• SELECTED EXCERPT:
Hide code cell content
import mmf_setup; mmf_setup.nbinit()
%matplotlib inline
import numpy as np, matplotlib.pyplot as plt
#import manim.utils.ipython_magic
#!manim --version

This cell adds /home/docs/checkouts/readthedocs.org/user_builds/physics-521-classical-mechanics-i/checkouts/latest/src to your path, and contains some definitions for equations and some CSS for styling the notebook. If things look a bit strange, please try the following:

  • Choose "Trust Notebook" from the "File" menu.
  • Re-execute this cell.
  • Reload the notebook.

Lagrange Multipliers#

Unconstrained Minimization#

Consider minimizing a function \(E(\vect{r})\): for concreteness, think about \(E(\vect{r}) = mgh(\vect{r})\) as the gravitational potential energy if you are walking in mountainous terrain. Your goal is to find the lowest point and a local solution is to walk in the direction of the negative gradient \(\dot{\vect{r}} \propto -\vect{\nabla}E(\vect{r})\), stopping when the gradient vanishes \(\vect{\nabla}E(\vect{r}) = \vect{0}\). This algorithm is called gradient descent and provides a very good first step to finding the minimum of a function.

This outlines the usual mathematical strategy for extremization of finding the roots of \(\vect{\nabla}E(\vect{r}) = \vect{0}\), but beware that this may also locate maxima and saddle points.

Constraints#

Now suppose that your motion is constraint by a function \(g(\vect{r}) = 0\). The example I used in class was to imagine you are a goat tethered to a stake with a rod such that you must maintain a fixed distance \(R\) from the stake:

\[\begin{gather*} g(\vect{r}) = \abs{\vect{r}}^2 - R^2. \end{gather*}\]

Intuitively, you are only allowed to move perpendicular to \(\vect{\nabla}(\vect{r})\).

• TASK INPUTS:
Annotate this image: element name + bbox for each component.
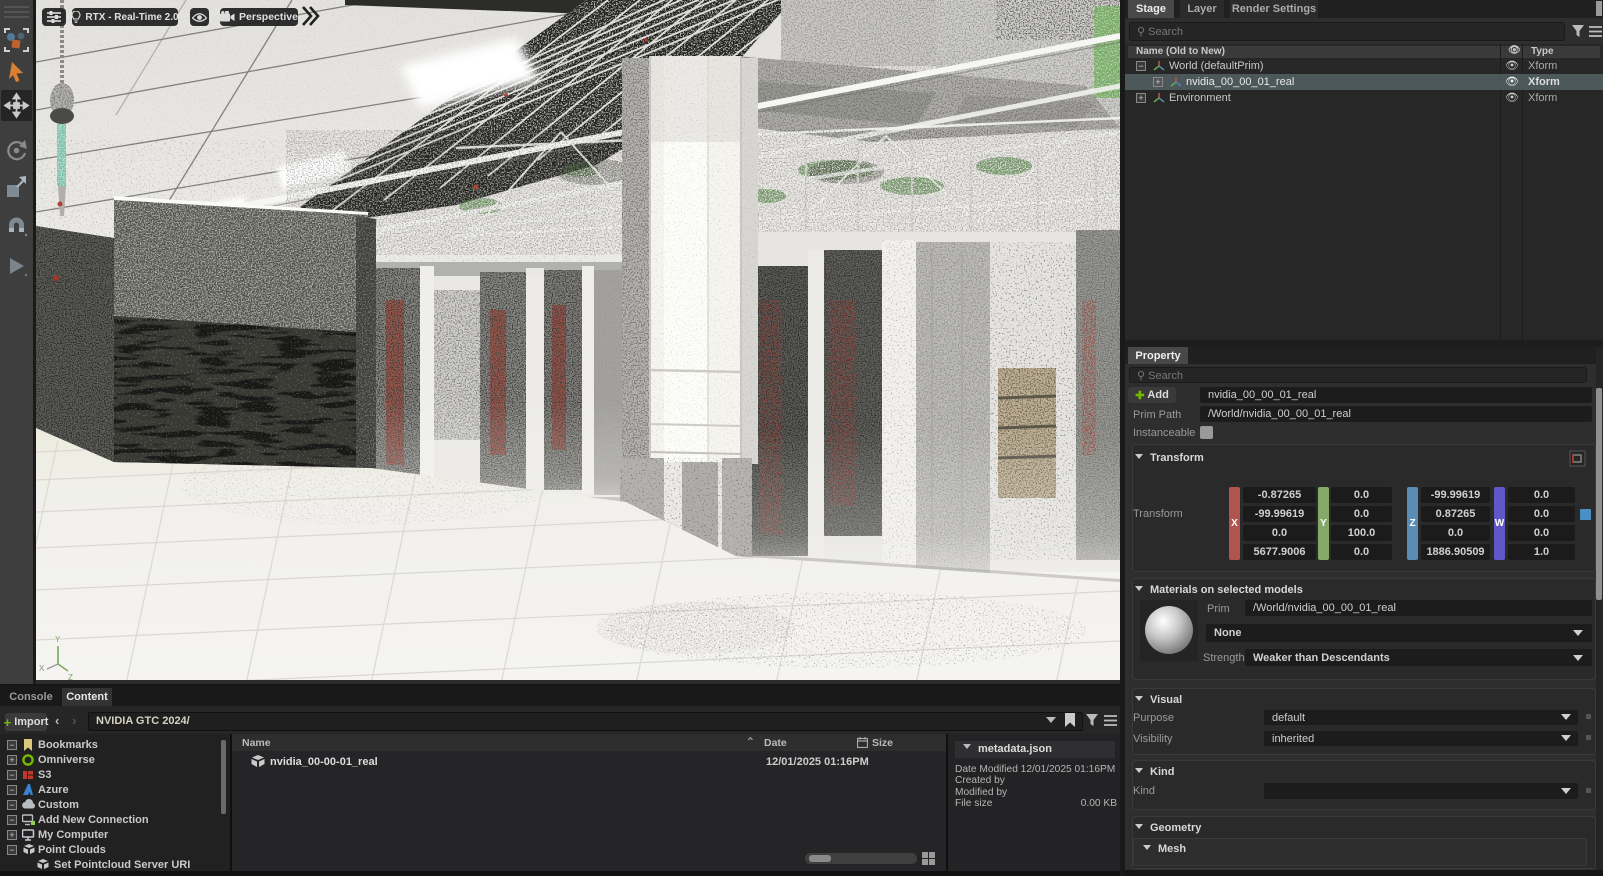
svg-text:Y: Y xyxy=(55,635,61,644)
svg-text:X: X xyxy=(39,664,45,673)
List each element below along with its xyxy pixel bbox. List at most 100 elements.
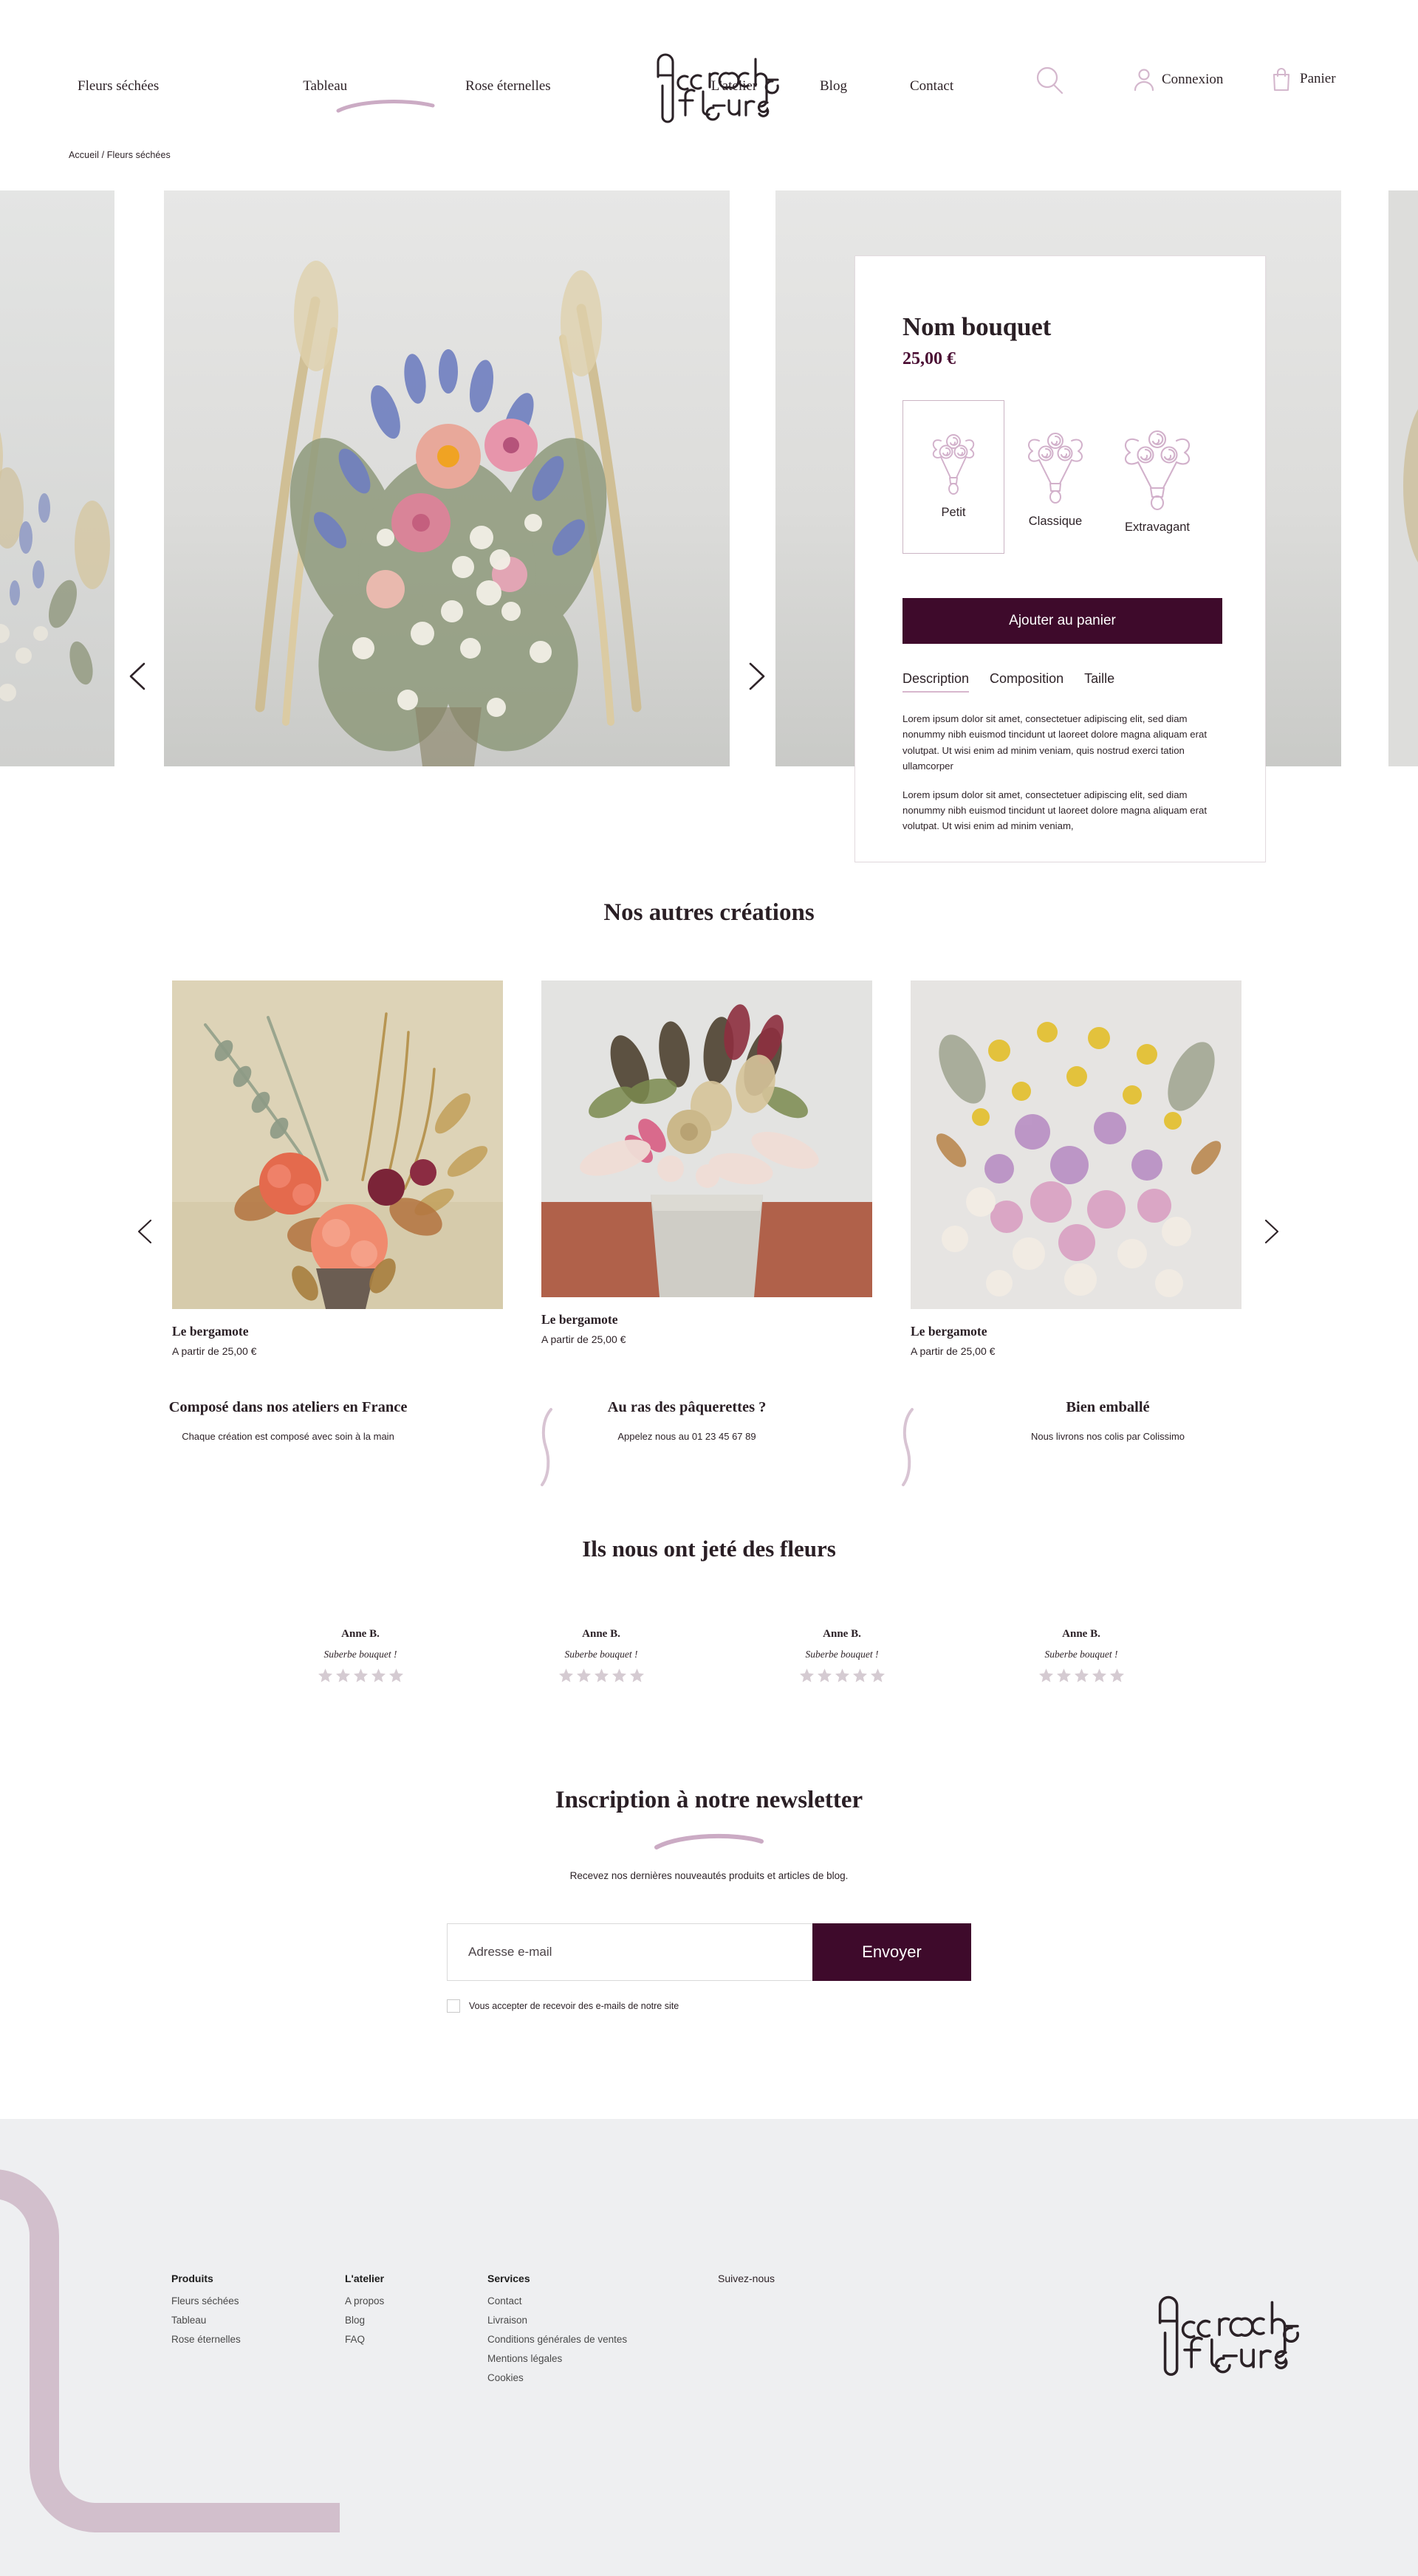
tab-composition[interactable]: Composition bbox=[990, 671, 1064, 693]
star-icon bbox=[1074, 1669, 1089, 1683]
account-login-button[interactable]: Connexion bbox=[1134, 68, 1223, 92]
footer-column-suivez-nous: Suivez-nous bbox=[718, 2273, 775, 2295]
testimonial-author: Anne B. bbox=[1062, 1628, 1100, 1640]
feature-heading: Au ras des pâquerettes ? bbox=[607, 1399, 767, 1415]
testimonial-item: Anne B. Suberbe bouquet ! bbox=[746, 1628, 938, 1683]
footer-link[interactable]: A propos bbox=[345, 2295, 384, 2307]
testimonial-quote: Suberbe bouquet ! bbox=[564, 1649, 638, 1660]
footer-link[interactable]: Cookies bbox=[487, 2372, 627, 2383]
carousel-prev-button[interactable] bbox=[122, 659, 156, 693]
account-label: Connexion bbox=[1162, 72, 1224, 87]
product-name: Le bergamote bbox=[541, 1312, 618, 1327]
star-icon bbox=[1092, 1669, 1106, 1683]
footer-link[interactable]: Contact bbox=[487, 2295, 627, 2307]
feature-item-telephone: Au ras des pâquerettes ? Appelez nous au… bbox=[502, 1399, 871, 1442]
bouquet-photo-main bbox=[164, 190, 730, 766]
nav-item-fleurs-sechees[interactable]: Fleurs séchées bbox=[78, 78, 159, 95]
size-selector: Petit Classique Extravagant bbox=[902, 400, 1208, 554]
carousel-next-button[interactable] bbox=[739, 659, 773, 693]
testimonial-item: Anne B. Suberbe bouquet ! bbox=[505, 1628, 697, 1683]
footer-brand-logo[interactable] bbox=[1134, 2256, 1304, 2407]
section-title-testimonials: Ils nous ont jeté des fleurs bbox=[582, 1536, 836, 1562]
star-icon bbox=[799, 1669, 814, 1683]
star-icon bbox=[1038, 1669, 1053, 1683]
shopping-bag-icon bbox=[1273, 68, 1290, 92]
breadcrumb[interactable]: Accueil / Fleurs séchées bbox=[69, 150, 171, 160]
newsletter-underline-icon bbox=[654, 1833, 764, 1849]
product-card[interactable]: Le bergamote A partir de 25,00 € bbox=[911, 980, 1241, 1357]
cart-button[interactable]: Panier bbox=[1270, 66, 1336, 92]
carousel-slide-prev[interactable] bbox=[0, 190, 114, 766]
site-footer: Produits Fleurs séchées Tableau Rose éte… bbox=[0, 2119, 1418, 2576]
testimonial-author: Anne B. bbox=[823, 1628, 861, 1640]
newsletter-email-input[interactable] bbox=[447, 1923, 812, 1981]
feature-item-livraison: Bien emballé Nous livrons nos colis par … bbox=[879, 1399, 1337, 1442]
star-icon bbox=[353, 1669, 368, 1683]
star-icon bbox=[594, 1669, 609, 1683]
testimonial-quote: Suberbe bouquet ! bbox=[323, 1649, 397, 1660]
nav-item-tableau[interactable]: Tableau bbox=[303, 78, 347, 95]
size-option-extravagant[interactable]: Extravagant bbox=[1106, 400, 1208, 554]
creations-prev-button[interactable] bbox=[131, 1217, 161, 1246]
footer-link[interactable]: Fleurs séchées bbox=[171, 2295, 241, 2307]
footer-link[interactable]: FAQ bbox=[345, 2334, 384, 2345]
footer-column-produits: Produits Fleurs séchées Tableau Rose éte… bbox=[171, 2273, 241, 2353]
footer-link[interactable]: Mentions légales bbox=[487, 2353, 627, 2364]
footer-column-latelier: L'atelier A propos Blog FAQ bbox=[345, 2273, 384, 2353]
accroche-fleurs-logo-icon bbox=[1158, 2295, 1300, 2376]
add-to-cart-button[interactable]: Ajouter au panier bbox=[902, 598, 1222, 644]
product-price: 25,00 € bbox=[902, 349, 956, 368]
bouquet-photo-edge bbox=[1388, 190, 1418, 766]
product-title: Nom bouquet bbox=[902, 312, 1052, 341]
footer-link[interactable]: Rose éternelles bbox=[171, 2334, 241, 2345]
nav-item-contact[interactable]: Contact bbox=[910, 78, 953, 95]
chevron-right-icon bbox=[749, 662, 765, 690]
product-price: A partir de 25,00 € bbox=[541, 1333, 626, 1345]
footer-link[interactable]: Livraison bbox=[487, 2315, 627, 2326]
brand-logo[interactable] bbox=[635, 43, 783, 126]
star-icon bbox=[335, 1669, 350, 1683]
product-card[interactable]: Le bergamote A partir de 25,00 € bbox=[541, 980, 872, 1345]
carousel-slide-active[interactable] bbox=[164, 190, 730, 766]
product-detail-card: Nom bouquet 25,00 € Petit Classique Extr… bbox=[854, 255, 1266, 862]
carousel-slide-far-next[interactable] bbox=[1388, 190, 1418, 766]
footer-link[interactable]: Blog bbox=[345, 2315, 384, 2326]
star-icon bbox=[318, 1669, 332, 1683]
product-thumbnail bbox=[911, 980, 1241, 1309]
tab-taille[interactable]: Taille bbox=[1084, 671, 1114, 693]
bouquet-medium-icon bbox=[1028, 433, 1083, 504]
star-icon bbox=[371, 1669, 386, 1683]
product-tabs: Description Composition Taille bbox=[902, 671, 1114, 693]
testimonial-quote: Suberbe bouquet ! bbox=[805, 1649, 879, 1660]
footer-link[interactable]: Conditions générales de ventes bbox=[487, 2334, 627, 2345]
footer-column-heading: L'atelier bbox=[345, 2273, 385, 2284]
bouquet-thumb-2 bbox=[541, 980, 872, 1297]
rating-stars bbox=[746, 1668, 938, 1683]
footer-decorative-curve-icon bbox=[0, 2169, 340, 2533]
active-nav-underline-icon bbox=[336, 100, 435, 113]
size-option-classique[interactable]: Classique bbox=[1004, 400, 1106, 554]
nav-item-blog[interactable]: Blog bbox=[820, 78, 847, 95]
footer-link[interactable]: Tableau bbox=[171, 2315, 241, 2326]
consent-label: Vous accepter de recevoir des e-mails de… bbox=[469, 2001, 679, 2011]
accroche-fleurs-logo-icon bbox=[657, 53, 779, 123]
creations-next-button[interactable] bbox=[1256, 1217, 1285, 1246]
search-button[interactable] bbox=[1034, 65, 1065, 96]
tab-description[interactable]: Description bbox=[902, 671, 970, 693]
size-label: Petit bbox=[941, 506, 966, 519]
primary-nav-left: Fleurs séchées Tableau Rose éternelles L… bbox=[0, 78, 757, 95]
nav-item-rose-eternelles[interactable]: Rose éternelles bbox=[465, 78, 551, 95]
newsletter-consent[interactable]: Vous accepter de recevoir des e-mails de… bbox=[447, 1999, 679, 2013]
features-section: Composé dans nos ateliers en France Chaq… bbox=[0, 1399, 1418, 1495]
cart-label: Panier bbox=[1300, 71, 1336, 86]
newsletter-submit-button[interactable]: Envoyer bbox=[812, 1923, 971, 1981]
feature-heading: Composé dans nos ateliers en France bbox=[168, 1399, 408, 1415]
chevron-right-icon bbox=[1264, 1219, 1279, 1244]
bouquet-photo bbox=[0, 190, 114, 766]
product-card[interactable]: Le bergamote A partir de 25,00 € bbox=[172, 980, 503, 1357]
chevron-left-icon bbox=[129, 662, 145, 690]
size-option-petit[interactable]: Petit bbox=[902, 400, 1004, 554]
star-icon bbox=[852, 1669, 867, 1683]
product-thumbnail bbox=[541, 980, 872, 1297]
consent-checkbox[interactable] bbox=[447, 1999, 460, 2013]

• WHAT YOU WILL DO:
**A)** Replace "bbox" with "bounding box" in the rows, starting at the first row and ending at the row containing "List each element", and give those rows back with nothing else changed and the pictures left out.
**B)** Carry on the page on Lagrange multipliers from its last sentence.

• IN RESPONSE:
**A)**
Annotate this image: element name + bounding box for each component.
svg-text:Y: Y xyxy=(55,635,61,644)
svg-text:X: X xyxy=(39,664,45,673)
List each element below along with its xyxy pixel bounding box. List at most 100 elements.

**B)**
This case can be solved by the method of Lagrange multipliers. The idea here is that, at the minimum, the gradients of \(E\) and the gradients of \(g\) must be parallel, otherwise there is an allowed direction of motion that will reduce the energy. Thus

\[\begin{gather*} \vect{\nabla}E(\vect{r}) = \mu \vect{\nabla}g(\vect{r}). \end{gather*}\]

The method of Lagrange multipliers is this general expressed as extremizing

\[\begin{gather*} \mathcal{L}(\vect{r}, \mu) = E(\vect{r}) - \mu g(\vect{r}). \end{gather*}\]

Note: many constraints can be included this way – just include more terms.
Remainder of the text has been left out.